Start
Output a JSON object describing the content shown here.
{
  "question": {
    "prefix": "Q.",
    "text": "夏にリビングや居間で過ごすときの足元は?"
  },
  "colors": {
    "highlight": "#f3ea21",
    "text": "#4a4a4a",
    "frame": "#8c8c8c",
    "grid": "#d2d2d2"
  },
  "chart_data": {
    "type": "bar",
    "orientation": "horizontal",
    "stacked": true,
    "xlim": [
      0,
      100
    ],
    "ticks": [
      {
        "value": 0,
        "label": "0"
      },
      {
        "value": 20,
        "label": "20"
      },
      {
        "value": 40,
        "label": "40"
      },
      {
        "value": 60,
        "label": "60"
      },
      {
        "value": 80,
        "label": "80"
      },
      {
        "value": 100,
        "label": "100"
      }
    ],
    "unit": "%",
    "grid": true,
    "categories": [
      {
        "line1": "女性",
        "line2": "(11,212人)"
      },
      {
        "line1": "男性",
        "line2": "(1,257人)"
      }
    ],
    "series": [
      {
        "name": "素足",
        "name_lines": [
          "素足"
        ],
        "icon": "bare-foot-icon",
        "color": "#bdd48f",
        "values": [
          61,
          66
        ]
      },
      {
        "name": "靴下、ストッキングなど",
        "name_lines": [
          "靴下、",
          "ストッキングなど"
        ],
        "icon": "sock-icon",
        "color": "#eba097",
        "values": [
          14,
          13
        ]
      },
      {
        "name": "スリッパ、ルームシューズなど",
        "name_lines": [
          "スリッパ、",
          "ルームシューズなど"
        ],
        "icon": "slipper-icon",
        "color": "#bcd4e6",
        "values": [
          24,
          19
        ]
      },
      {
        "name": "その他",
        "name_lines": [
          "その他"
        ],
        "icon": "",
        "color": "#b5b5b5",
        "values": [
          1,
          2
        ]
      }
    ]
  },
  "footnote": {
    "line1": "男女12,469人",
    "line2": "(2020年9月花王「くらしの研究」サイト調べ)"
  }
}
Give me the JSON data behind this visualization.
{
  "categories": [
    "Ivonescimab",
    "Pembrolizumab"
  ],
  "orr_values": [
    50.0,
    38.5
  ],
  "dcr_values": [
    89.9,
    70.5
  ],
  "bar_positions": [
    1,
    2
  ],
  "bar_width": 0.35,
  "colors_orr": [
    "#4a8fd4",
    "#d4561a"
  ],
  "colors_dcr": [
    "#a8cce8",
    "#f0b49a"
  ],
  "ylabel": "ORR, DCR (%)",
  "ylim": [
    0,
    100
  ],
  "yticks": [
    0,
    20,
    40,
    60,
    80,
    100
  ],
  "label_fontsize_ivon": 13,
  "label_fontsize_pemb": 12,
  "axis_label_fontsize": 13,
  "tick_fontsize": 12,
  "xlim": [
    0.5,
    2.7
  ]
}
End
Transcribe the full listing above without leaving anything out.

Output a JSON object describing the content shown here.
{
  "question": {
    "prefix": "Q.",
    "text": "夏にリビングや居間で過ごすときの足元は?"
  },
  "colors": {
    "highlight": "#f3ea21",
    "text": "#4a4a4a",
    "frame": "#8c8c8c",
    "grid": "#d2d2d2"
  },
  "chart_data": {
    "type": "bar",
    "orientation": "horizontal",
    "stacked": true,
    "xlim": [
      0,
      100
    ],
    "ticks": [
      {
        "value": 0,
        "label": "0"
      },
      {
        "value": 20,
        "label": "20"
      },
      {
        "value": 40,
        "label": "40"
      },
      {
        "value": 60,
        "label": "60"
      },
      {
        "value": 80,
        "label": "80"
      },
      {
        "value": 100,
        "label": "100"
      }
    ],
    "unit": "%",
    "grid": true,
    "categories": [
      {
        "line1": "女性",
        "line2": "(11,212人)"
      },
      {
        "line1": "男性",
        "line2": "(1,257人)"
      }
    ],
    "series": [
      {
        "name": "素足",
        "name_lines": [
          "素足"
        ],
        "icon": "bare-foot-icon",
        "color": "#bdd48f",
        "values": [
          61,
          66
        ]
      },
      {
        "name": "靴下、ストッキングなど",
        "name_lines": [
          "靴下、",
          "ストッキングなど"
        ],
        "icon": "sock-icon",
        "color": "#eba097",
        "values": [
          14,
          13
        ]
      },
      {
        "name": "スリッパ、ルームシューズなど",
        "name_lines": [
          "スリッパ、",
          "ルームシューズなど"
        ],
        "icon": "slipper-icon",
        "color": "#bcd4e6",
        "values": [
          24,
          19
        ]
      },
      {
        "name": "その他",
        "name_lines": [
          "その他"
        ],
        "icon": "",
        "color": "#b5b5b5",
        "values": [
          1,
          2
        ]
      }
    ]
  },
  "footnote": {
    "line1": "男女12,469人",
    "line2": "(2020年9月花王「くらしの研究」サイト調べ)"
  }
}
Give me the JSON data behind this visualization.
{
  "categories": [
    "Ivonescimab",
    "Pembrolizumab"
  ],
  "orr_values": [
    50.0,
    38.5
  ],
  "dcr_values": [
    89.9,
    70.5
  ],
  "bar_positions": [
    1,
    2
  ],
  "bar_width": 0.35,
  "colors_orr": [
    "#4a8fd4",
    "#d4561a"
  ],
  "colors_dcr": [
    "#a8cce8",
    "#f0b49a"
  ],
  "ylabel": "ORR, DCR (%)",
  "ylim": [
    0,
    100
  ],
  "yticks": [
    0,
    20,
    40,
    60,
    80,
    100
  ],
  "label_fontsize_ivon": 13,
  "label_fontsize_pemb": 12,
  "axis_label_fontsize": 13,
  "tick_fontsize": 12,
  "xlim": [
    0.5,
    2.7
  ]
}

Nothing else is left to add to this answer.